--- START INFORMATION SUPPLIED ---

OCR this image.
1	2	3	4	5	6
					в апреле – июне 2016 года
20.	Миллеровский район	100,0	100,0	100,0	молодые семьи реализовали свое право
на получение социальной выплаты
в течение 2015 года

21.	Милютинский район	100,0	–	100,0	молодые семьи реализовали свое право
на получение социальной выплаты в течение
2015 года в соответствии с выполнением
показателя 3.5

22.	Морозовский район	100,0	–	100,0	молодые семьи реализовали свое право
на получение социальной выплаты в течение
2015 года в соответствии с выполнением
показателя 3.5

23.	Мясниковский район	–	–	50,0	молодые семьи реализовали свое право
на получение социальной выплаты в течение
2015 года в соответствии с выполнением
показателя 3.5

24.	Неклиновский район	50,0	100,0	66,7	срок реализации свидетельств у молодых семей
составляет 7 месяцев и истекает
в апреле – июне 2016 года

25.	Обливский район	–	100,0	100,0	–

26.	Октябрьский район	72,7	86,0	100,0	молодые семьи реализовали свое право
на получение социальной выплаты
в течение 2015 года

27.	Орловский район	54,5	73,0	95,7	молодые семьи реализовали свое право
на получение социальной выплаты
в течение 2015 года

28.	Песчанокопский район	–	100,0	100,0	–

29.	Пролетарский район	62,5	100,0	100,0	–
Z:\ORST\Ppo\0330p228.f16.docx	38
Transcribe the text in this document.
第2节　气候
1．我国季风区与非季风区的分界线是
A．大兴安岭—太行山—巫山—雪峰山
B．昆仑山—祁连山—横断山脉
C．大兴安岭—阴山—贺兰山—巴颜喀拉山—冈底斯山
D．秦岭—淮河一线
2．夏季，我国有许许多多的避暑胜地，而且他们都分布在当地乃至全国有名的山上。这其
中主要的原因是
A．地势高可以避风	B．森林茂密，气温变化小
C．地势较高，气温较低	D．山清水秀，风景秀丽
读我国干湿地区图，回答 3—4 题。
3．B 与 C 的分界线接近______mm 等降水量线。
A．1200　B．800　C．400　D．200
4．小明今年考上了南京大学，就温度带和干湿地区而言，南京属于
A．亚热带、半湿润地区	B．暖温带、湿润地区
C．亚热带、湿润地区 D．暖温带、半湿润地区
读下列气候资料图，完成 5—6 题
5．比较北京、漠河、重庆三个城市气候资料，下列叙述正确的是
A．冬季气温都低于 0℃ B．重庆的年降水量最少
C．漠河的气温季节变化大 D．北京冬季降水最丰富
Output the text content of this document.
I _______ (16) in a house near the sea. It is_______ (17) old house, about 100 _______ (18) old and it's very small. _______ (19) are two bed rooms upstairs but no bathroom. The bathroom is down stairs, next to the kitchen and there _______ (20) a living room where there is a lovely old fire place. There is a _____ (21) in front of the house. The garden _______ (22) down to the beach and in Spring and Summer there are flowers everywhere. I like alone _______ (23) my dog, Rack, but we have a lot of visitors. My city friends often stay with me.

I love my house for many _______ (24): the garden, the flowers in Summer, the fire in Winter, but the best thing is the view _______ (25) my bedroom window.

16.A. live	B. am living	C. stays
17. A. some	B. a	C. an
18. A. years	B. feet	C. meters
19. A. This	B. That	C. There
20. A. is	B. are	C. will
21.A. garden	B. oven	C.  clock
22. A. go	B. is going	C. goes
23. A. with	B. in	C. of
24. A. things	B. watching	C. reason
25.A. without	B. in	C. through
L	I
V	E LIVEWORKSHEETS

--- END INFORMATION SUPPLIED ---

_AIM_
Copy all lines of the listing above that contain the string "семьи".

_OUTPUT_
20.	Миллеровский район	100,0	100,0	100,0	молодые семьи реализовали свое право
21.	Милютинский район	100,0	–	100,0	молодые семьи реализовали свое право
22.	Морозовский район	100,0	–	100,0	молодые семьи реализовали свое право
23.	Мясниковский район	–	–	50,0	молодые семьи реализовали свое право
26.	Октябрьский район	72,7	86,0	100,0	молодые семьи реализовали свое право
27.	Орловский район	54,5	73,0	95,7	молодые семьи реализовали свое право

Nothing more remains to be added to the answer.